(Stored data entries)
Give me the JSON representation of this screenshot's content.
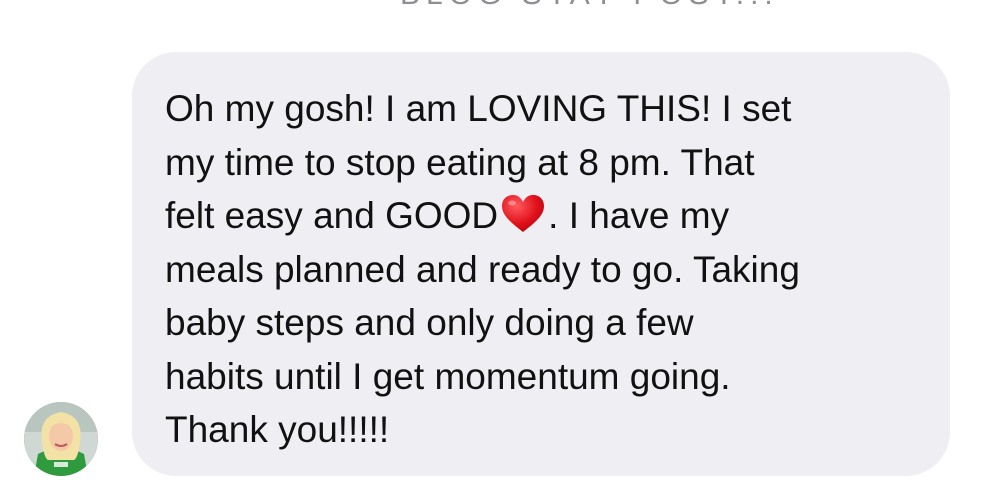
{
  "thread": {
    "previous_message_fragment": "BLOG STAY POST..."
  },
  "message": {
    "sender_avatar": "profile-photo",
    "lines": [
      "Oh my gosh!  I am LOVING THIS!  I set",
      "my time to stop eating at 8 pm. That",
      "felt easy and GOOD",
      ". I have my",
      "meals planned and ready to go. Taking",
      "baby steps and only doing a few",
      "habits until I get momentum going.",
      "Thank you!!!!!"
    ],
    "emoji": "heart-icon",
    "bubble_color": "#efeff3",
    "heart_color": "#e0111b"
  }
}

» **TASK OBJECTIVE**:
Write out the entries above word for word. Do not include the pictures.

» **PROBLEM SOLUTION**:
Give me the JSON representation of this screenshot's content.
{
  "thread": {
    "previous_message_fragment": "BLOG STAY POST..."
  },
  "message": {
    "sender_avatar": "profile-photo",
    "lines": [
      "Oh my gosh!  I am LOVING THIS!  I set",
      "my time to stop eating at 8 pm. That",
      "felt easy and GOOD",
      ". I have my",
      "meals planned and ready to go. Taking",
      "baby steps and only doing a few",
      "habits until I get momentum going.",
      "Thank you!!!!!"
    ],
    "emoji": "heart-icon",
    "bubble_color": "#efeff3",
    "heart_color": "#e0111b"
  }
}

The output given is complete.